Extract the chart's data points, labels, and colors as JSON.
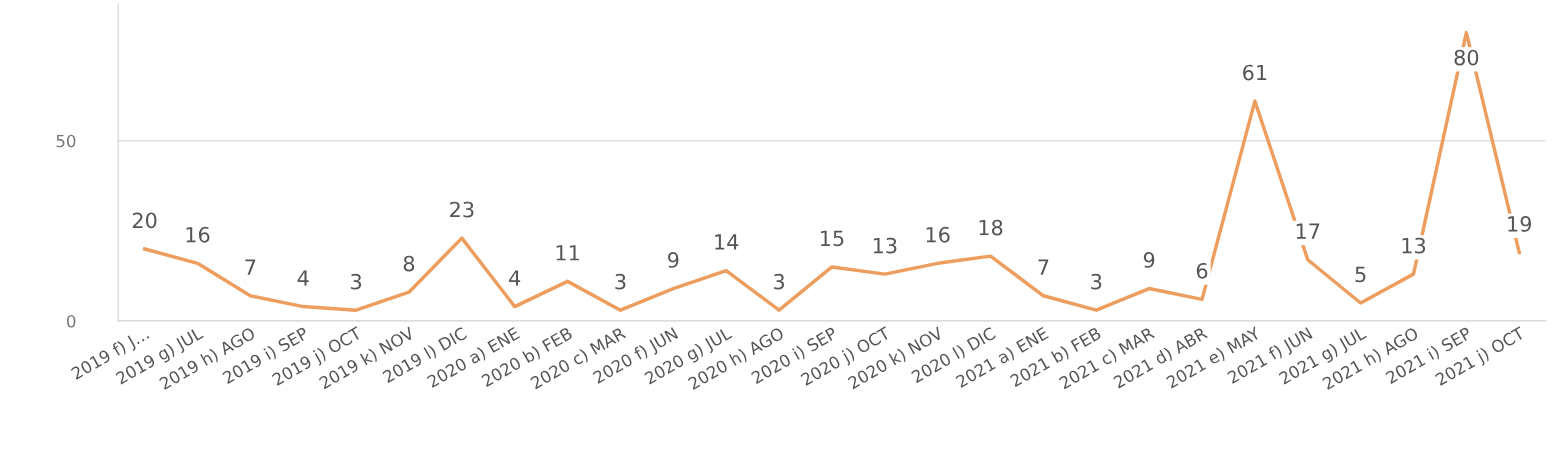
{
  "chart_data": {
    "type": "line",
    "categories": [
      "2019 f) J…",
      "2019 g) JUL",
      "2019 h) AGO",
      "2019 i) SEP",
      "2019 j) OCT",
      "2019 k) NOV",
      "2019 l) DIC",
      "2020 a) ENE",
      "2020 b) FEB",
      "2020 c) MAR",
      "2020 f) JUN",
      "2020 g) JUL",
      "2020 h) AGO",
      "2020 i) SEP",
      "2020 j) OCT",
      "2020 k) NOV",
      "2020 l) DIC",
      "2021 a) ENE",
      "2021 b) FEB",
      "2021 c) MAR",
      "2021 d) ABR",
      "2021 e) MAY",
      "2021 f) JUN",
      "2021 g) JUL",
      "2021 h) AGO",
      "2021 i) SEP",
      "2021 j) OCT"
    ],
    "series": [
      {
        "color": "#ed9e5f",
        "values": [
          20,
          16,
          7,
          4,
          3,
          8,
          23,
          4,
          11,
          3,
          9,
          14,
          3,
          15,
          13,
          16,
          18,
          7,
          3,
          9,
          6,
          61,
          17,
          5,
          13,
          80,
          19
        ]
      }
    ],
    "ylim": [
      0,
      88
    ],
    "yticks": [
      0,
      50
    ],
    "grid": "y",
    "data_labels": true,
    "marker": "none",
    "line_style": "solid"
  }
}
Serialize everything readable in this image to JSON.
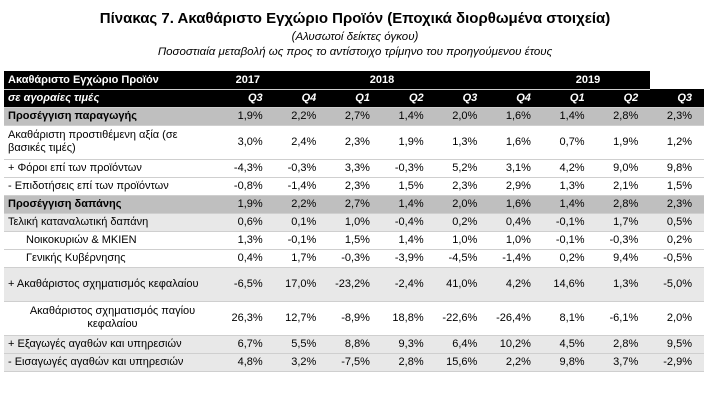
{
  "title": "Πίνακας 7. Ακαθάριστο Εγχώριο Προϊόν (Εποχικά διορθωμένα στοιχεία)",
  "subtitle1": "(Αλυσωτοί δείκτες όγκου)",
  "subtitle2": "Ποσοστιαία μεταβολή ως προς το αντίστοιχο τρίμηνο  του προηγούμενου έτους",
  "header": {
    "label": "Ακαθάριστο Εγχώριο Προϊόν",
    "sublabel": "σε αγοραίες τιμές",
    "years": [
      {
        "label": "2017",
        "span": 1
      },
      {
        "label": "2018",
        "span": 4
      },
      {
        "label": "2019",
        "span": 3
      }
    ],
    "quarters": [
      "Q3",
      "Q4",
      "Q1",
      "Q2",
      "Q3",
      "Q4",
      "Q1",
      "Q2",
      "Q3"
    ]
  },
  "rows": [
    {
      "label": "Προσέγγιση παραγωγής",
      "type": "sec",
      "values": [
        "1,9%",
        "2,2%",
        "2,7%",
        "1,4%",
        "2,0%",
        "1,6%",
        "1,4%",
        "2,8%",
        "2,3%"
      ]
    },
    {
      "label": "Ακαθάριστη προστιθέμενη αξία (σε βασικές τιμές)",
      "type": "tall",
      "values": [
        "3,0%",
        "2,4%",
        "2,3%",
        "1,9%",
        "1,3%",
        "1,6%",
        "0,7%",
        "1,9%",
        "1,2%"
      ]
    },
    {
      "label": "+  Φόροι επί των προϊόντων",
      "type": "row",
      "values": [
        "-4,3%",
        "-0,3%",
        "3,3%",
        "-0,3%",
        "5,2%",
        "3,1%",
        "4,2%",
        "9,0%",
        "9,8%"
      ]
    },
    {
      "label": "-  Επιδοτήσεις επί των προϊόντων",
      "type": "row",
      "values": [
        "-0,8%",
        "-1,4%",
        "2,3%",
        "1,5%",
        "2,3%",
        "2,9%",
        "1,3%",
        "2,1%",
        "1,5%"
      ]
    },
    {
      "label": "Προσέγγιση δαπάνης",
      "type": "sec",
      "values": [
        "1,9%",
        "2,2%",
        "2,7%",
        "1,4%",
        "2,0%",
        "1,6%",
        "1,4%",
        "2,8%",
        "2,3%"
      ]
    },
    {
      "label": "Τελική καταναλωτική δαπάνη",
      "type": "shade",
      "values": [
        "0,6%",
        "0,1%",
        "1,0%",
        "-0,4%",
        "0,2%",
        "0,4%",
        "-0,1%",
        "1,7%",
        "0,5%"
      ]
    },
    {
      "label": "Νοικοκυριών & ΜΚΙΕΝ",
      "type": "ind",
      "values": [
        "1,3%",
        "-0,1%",
        "1,5%",
        "1,4%",
        "1,0%",
        "1,0%",
        "-0,1%",
        "-0,3%",
        "0,2%"
      ]
    },
    {
      "label": "Γενικής Κυβέρνησης",
      "type": "ind",
      "values": [
        "0,4%",
        "1,7%",
        "-0,3%",
        "-3,9%",
        "-4,5%",
        "-1,4%",
        "0,2%",
        "9,4%",
        "-0,5%"
      ]
    },
    {
      "label": "+ Ακαθάριστος σχηματισμός κεφαλαίου",
      "type": "tallshade",
      "values": [
        "-6,5%",
        "17,0%",
        "-23,2%",
        "-2,4%",
        "41,0%",
        "4,2%",
        "14,6%",
        "1,3%",
        "-5,0%"
      ]
    },
    {
      "label": "Ακαθάριστος σχηματισμός παγίου κεφαλαίου",
      "type": "tallind",
      "values": [
        "26,3%",
        "12,7%",
        "-8,9%",
        "18,8%",
        "-22,6%",
        "-26,4%",
        "8,1%",
        "-6,1%",
        "2,0%"
      ]
    },
    {
      "label": "+ Εξαγωγές αγαθών και υπηρεσιών",
      "type": "shade",
      "values": [
        "6,7%",
        "5,5%",
        "8,8%",
        "9,3%",
        "6,4%",
        "10,2%",
        "4,5%",
        "2,8%",
        "9,5%"
      ]
    },
    {
      "label": "-  Εισαγωγές αγαθών και υπηρεσιών",
      "type": "shade",
      "values": [
        "4,8%",
        "3,2%",
        "-7,5%",
        "2,8%",
        "15,6%",
        "2,2%",
        "9,8%",
        "3,7%",
        "-2,9%"
      ]
    }
  ]
}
::::
§ **What this task involves**
Tally how many lines of the records hold the word "υπηρεσιών". Answer with the number only.

§ **Output**
2